--- START OF DATA SECTION ---

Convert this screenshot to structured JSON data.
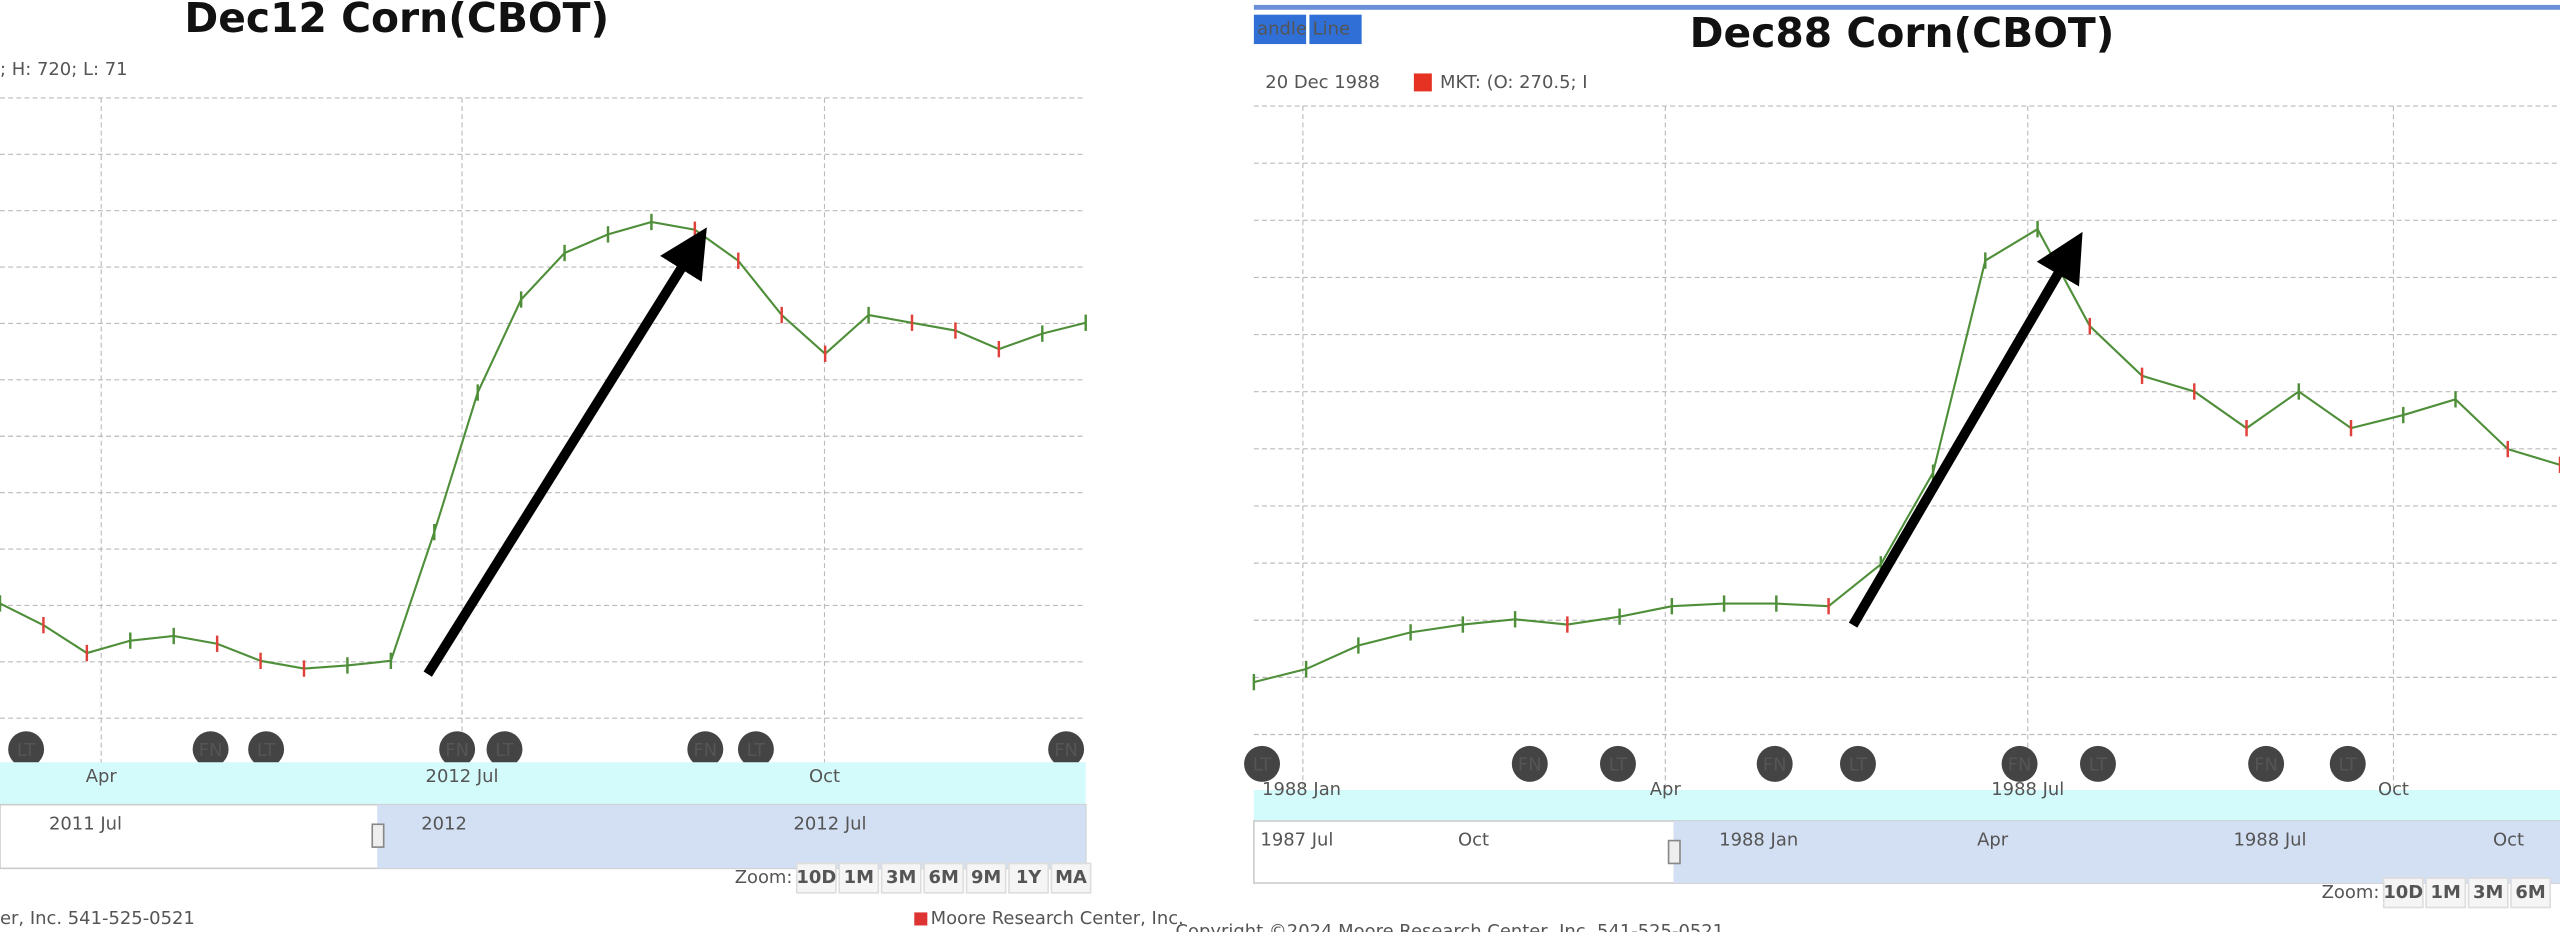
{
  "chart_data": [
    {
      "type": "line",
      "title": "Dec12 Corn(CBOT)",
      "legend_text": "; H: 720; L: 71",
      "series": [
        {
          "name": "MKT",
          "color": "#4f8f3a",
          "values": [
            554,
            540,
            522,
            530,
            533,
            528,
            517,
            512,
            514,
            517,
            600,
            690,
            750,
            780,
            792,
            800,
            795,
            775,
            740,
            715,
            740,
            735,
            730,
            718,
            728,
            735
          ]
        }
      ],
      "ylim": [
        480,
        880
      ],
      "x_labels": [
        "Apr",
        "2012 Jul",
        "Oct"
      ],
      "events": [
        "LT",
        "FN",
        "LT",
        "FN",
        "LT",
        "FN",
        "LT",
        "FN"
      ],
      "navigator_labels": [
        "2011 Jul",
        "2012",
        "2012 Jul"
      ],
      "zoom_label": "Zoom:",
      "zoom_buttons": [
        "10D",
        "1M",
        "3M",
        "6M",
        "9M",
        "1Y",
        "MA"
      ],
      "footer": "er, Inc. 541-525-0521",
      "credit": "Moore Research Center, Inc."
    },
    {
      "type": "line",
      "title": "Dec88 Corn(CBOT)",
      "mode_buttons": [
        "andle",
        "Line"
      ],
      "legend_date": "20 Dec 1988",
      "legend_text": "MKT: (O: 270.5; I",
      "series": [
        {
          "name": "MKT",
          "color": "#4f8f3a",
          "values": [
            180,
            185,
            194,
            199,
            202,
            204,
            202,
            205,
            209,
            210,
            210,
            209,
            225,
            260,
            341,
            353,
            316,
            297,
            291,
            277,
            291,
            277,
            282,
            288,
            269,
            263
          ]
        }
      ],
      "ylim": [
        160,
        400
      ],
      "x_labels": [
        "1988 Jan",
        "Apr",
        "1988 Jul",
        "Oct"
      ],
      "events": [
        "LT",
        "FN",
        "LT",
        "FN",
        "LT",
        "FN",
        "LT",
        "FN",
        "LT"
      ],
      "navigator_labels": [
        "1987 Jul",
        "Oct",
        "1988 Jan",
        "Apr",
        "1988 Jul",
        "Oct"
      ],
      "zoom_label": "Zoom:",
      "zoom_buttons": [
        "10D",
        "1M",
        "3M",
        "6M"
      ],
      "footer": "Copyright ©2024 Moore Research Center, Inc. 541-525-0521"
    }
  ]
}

--- END OF DATA SECTION ---

OBJECTIVE
Extract every line from the records above that contains the word "CBOT".

EXERCISE OUTPUT
      "title": "Dec12 Corn(CBOT)",
      "title": "Dec88 Corn(CBOT)",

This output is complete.